* **THE REQUEST**
Write out all the entries word for word, but skip any images.

··· RECORD EXCERPTS

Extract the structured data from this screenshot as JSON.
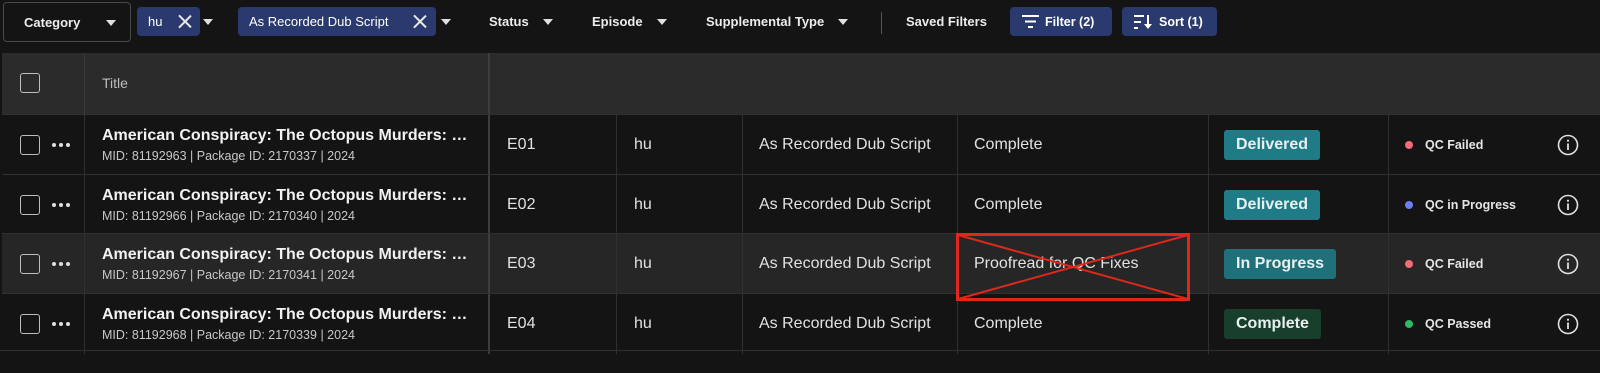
{
  "filters": {
    "category_label": "Category",
    "chips": [
      {
        "label": "hu"
      },
      {
        "label": "As Recorded Dub Script"
      }
    ],
    "dropdowns": [
      "Status",
      "Episode",
      "Supplemental Type"
    ],
    "saved_filters_label": "Saved Filters",
    "filter_button": "Filter (2)",
    "sort_button": "Sort (1)"
  },
  "table": {
    "header": {
      "title": "Title"
    },
    "rows": [
      {
        "title": "American Conspiracy: The Octopus Murders: Limited Series",
        "meta": "MID: 81192963 | Package ID: 2170337 | 2024",
        "episode": "E01",
        "language": "hu",
        "type": "As Recorded Dub Script",
        "task": "Complete",
        "status": "Delivered",
        "status_color": "#1f7c86",
        "qc": "QC Failed",
        "qc_color": "#f26b78",
        "highlighted": false
      },
      {
        "title": "American Conspiracy: The Octopus Murders: Limited Series",
        "meta": "MID: 81192966 | Package ID: 2170340 | 2024",
        "episode": "E02",
        "language": "hu",
        "type": "As Recorded Dub Script",
        "task": "Complete",
        "status": "Delivered",
        "status_color": "#1f7c86",
        "qc": "QC in Progress",
        "qc_color": "#6b7ff0",
        "highlighted": false
      },
      {
        "title": "American Conspiracy: The Octopus Murders: Limited Series",
        "meta": "MID: 81192967 | Package ID: 2170341 | 2024",
        "episode": "E03",
        "language": "hu",
        "type": "As Recorded Dub Script",
        "task": "Proofread for QC Fixes",
        "status": "In Progress",
        "status_color": "#1f7078",
        "qc": "QC Failed",
        "qc_color": "#f26b78",
        "highlighted": true
      },
      {
        "title": "American Conspiracy: The Octopus Murders: Limited Series",
        "meta": "MID: 81192968 | Package ID: 2170339 | 2024",
        "episode": "E04",
        "language": "hu",
        "type": "As Recorded Dub Script",
        "task": "Complete",
        "status": "Complete",
        "status_color": "#173f2c",
        "qc": "QC Passed",
        "qc_color": "#2fb866",
        "highlighted": false
      }
    ]
  },
  "icons": {
    "close": "close-icon",
    "caret": "caret-down-icon",
    "filter": "filter-icon",
    "sort": "sort-icon",
    "more": "more-icon",
    "info": "info-icon"
  },
  "annotation_color": "#e0271b"
}
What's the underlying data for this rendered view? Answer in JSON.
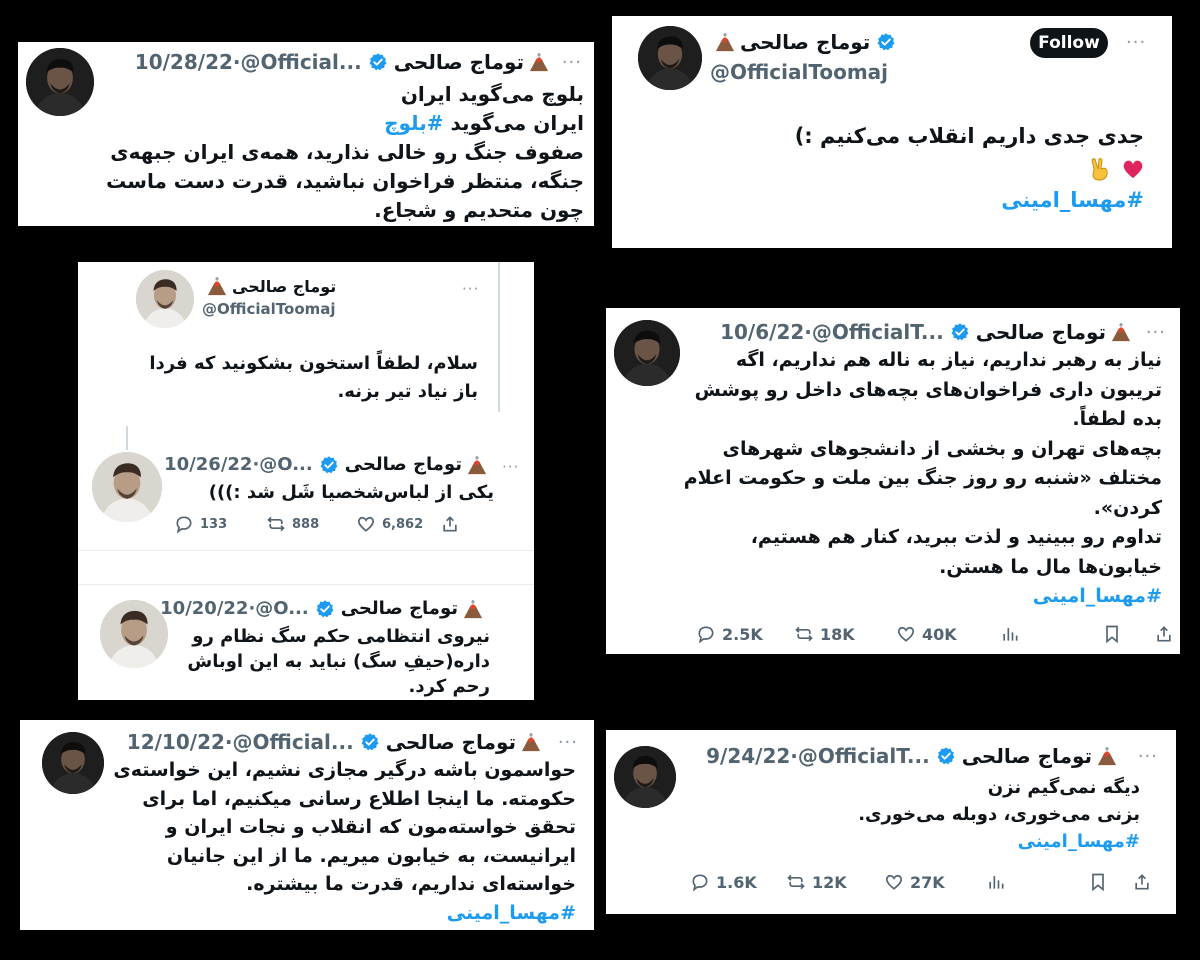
{
  "user": {
    "name": "توماج صالحی",
    "handle_full": "@OfficialToomaj"
  },
  "colors": {
    "hashtag": "#1d9bf0",
    "verified": "#1d9bf0",
    "background": "#000000",
    "follow_button": "#0f1419"
  },
  "icons": [
    "verified-badge-icon",
    "volcano-emoji-icon",
    "more-icon",
    "reply-icon",
    "retweet-icon",
    "like-icon",
    "views-icon",
    "bookmark-icon",
    "share-icon",
    "heart-emoji-icon",
    "victory-hand-emoji-icon"
  ],
  "tweets": {
    "t1": {
      "handle": "@Official...",
      "date": "10/28/22",
      "lines": [
        "بلوچ می‌گوید ایران",
        "ایران می‌گوید ",
        "صفوف جنگ رو خالی نذارید، همه‌ی ایران جبهه‌ی",
        "جنگه، منتظر فراخوان نباشید، قدرت دست ماست",
        "چون متحدیم و شجاع."
      ],
      "hashtag": "#بلوچ"
    },
    "t2": {
      "follow_label": "Follow",
      "lines": [
        "جدی جدی داریم انقلاب می‌کنیم :)"
      ],
      "hashtag": "#مهسا_امینی"
    },
    "t3": {
      "lines": [
        "سلام، لطفاً استخون بشکونید که فردا",
        "باز نیاد تیر بزنه."
      ]
    },
    "t4": {
      "handle": "@O...",
      "date": "10/26/22",
      "lines": [
        "یکی از لباس‌شخصیا شَل شد :)))"
      ],
      "replies": "133",
      "retweets": "888",
      "likes": "6,862"
    },
    "t5": {
      "handle": "@O...",
      "date": "10/20/22",
      "lines": [
        "نیروی انتظامی حکم سگ نظام رو",
        "داره(حیفِ سگ) نباید به این اوباش",
        "رحم کرد."
      ]
    },
    "t6": {
      "handle": "@OfficialT...",
      "date": "10/6/22",
      "lines": [
        "نیاز به رهبر نداریم، نیاز به ناله هم نداریم، اگه",
        "تریبون داری فراخوان‌های بچه‌های داخل رو پوشش",
        "بده لطفاً.",
        "بچه‌های تهران و بخشی از دانشجوهای شهرهای",
        "مختلف «شنبه رو روز جنگ بین ملت و حکومت اعلام",
        "کردن».",
        "تداوم رو ببینید و لذت ببرید، کنار هم هستیم،",
        "خیابون‌ها مال ما هستن."
      ],
      "hashtag": "#مهسا_امینی",
      "replies": "2.5K",
      "retweets": "18K",
      "likes": "40K"
    },
    "t7": {
      "handle": "@Official...",
      "date": "12/10/22",
      "lines": [
        "حواسمون باشه درگیر مجازی نشیم، این خواسته‌ی",
        "حکومته. ما اینجا اطلاع رسانی میکنیم، اما برای",
        "تحقق خواسته‌مون که انقلاب و نجات ایران و",
        "ایرانیست، به خیابون میریم. ما از این جانیان",
        "خواسته‌ای نداریم، قدرت ما بیشتره."
      ],
      "hashtag": "#مهسا_امینی"
    },
    "t8": {
      "handle": "@OfficialT...",
      "date": "9/24/22",
      "lines": [
        "دیگه نمی‌گیم نزن",
        "بزنی می‌خوری، دوبله می‌خوری."
      ],
      "hashtag": "#مهسا_امینی",
      "replies": "1.6K",
      "retweets": "12K",
      "likes": "27K"
    }
  }
}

······

* **FINAL RESULT**
Extract the structured data from this screenshot as JSON.
{
  "filters": {
    "category_label": "Category",
    "chips": [
      {
        "label": "hu"
      },
      {
        "label": "As Recorded Dub Script"
      }
    ],
    "dropdowns": [
      "Status",
      "Episode",
      "Supplemental Type"
    ],
    "saved_filters_label": "Saved Filters",
    "filter_button": "Filter (2)",
    "sort_button": "Sort (1)"
  },
  "table": {
    "header": {
      "title": "Title"
    },
    "rows": [
      {
        "title": "American Conspiracy: The Octopus Murders: Limited Series",
        "meta": "MID: 81192963 | Package ID: 2170337 | 2024",
        "episode": "E01",
        "language": "hu",
        "type": "As Recorded Dub Script",
        "task": "Complete",
        "status": "Delivered",
        "status_color": "#1f7c86",
        "qc": "QC Failed",
        "qc_color": "#f26b78",
        "highlighted": false
      },
      {
        "title": "American Conspiracy: The Octopus Murders: Limited Series",
        "meta": "MID: 81192966 | Package ID: 2170340 | 2024",
        "episode": "E02",
        "language": "hu",
        "type": "As Recorded Dub Script",
        "task": "Complete",
        "status": "Delivered",
        "status_color": "#1f7c86",
        "qc": "QC in Progress",
        "qc_color": "#6b7ff0",
        "highlighted": false
      },
      {
        "title": "American Conspiracy: The Octopus Murders: Limited Series",
        "meta": "MID: 81192967 | Package ID: 2170341 | 2024",
        "episode": "E03",
        "language": "hu",
        "type": "As Recorded Dub Script",
        "task": "Proofread for QC Fixes",
        "status": "In Progress",
        "status_color": "#1f7078",
        "qc": "QC Failed",
        "qc_color": "#f26b78",
        "highlighted": true
      },
      {
        "title": "American Conspiracy: The Octopus Murders: Limited Series",
        "meta": "MID: 81192968 | Package ID: 2170339 | 2024",
        "episode": "E04",
        "language": "hu",
        "type": "As Recorded Dub Script",
        "task": "Complete",
        "status": "Complete",
        "status_color": "#173f2c",
        "qc": "QC Passed",
        "qc_color": "#2fb866",
        "highlighted": false
      }
    ]
  },
  "icons": {
    "close": "close-icon",
    "caret": "caret-down-icon",
    "filter": "filter-icon",
    "sort": "sort-icon",
    "more": "more-icon",
    "info": "info-icon"
  },
  "annotation_color": "#e0271b"
}
What's the underlying data for this rendered view? Answer in JSON.
{
  "user": {
    "name": "توماج صالحی",
    "handle_full": "@OfficialToomaj"
  },
  "colors": {
    "hashtag": "#1d9bf0",
    "verified": "#1d9bf0",
    "background": "#000000",
    "follow_button": "#0f1419"
  },
  "icons": [
    "verified-badge-icon",
    "volcano-emoji-icon",
    "more-icon",
    "reply-icon",
    "retweet-icon",
    "like-icon",
    "views-icon",
    "bookmark-icon",
    "share-icon",
    "heart-emoji-icon",
    "victory-hand-emoji-icon"
  ],
  "tweets": {
    "t1": {
      "handle": "@Official...",
      "date": "10/28/22",
      "lines": [
        "بلوچ می‌گوید ایران",
        "ایران می‌گوید ",
        "صفوف جنگ رو خالی نذارید، همه‌ی ایران جبهه‌ی",
        "جنگه، منتظر فراخوان نباشید، قدرت دست ماست",
        "چون متحدیم و شجاع."
      ],
      "hashtag": "#بلوچ"
    },
    "t2": {
      "follow_label": "Follow",
      "lines": [
        "جدی جدی داریم انقلاب می‌کنیم :)"
      ],
      "hashtag": "#مهسا_امینی"
    },
    "t3": {
      "lines": [
        "سلام، لطفاً استخون بشکونید که فردا",
        "باز نیاد تیر بزنه."
      ]
    },
    "t4": {
      "handle": "@O...",
      "date": "10/26/22",
      "lines": [
        "یکی از لباس‌شخصیا شَل شد :)))"
      ],
      "replies": "133",
      "retweets": "888",
      "likes": "6,862"
    },
    "t5": {
      "handle": "@O...",
      "date": "10/20/22",
      "lines": [
        "نیروی انتظامی حکم سگ نظام رو",
        "داره(حیفِ سگ) نباید به این اوباش",
        "رحم کرد."
      ]
    },
    "t6": {
      "handle": "@OfficialT...",
      "date": "10/6/22",
      "lines": [
        "نیاز به رهبر نداریم، نیاز به ناله هم نداریم، اگه",
        "تریبون داری فراخوان‌های بچه‌های داخل رو پوشش",
        "بده لطفاً.",
        "بچه‌های تهران و بخشی از دانشجوهای شهرهای",
        "مختلف «شنبه رو روز جنگ بین ملت و حکومت اعلام",
        "کردن».",
        "تداوم رو ببینید و لذت ببرید، کنار هم هستیم،",
        "خیابون‌ها مال ما هستن."
      ],
      "hashtag": "#مهسا_امینی",
      "replies": "2.5K",
      "retweets": "18K",
      "likes": "40K"
    },
    "t7": {
      "handle": "@Official...",
      "date": "12/10/22",
      "lines": [
        "حواسمون باشه درگیر مجازی نشیم، این خواسته‌ی",
        "حکومته. ما اینجا اطلاع رسانی میکنیم، اما برای",
        "تحقق خواسته‌مون که انقلاب و نجات ایران و",
        "ایرانیست، به خیابون میریم. ما از این جانیان",
        "خواسته‌ای نداریم، قدرت ما بیشتره."
      ],
      "hashtag": "#مهسا_امینی"
    },
    "t8": {
      "handle": "@OfficialT...",
      "date": "9/24/22",
      "lines": [
        "دیگه نمی‌گیم نزن",
        "بزنی می‌خوری، دوبله می‌خوری."
      ],
      "hashtag": "#مهسا_امینی",
      "replies": "1.6K",
      "retweets": "12K",
      "likes": "27K"
    }
  }
}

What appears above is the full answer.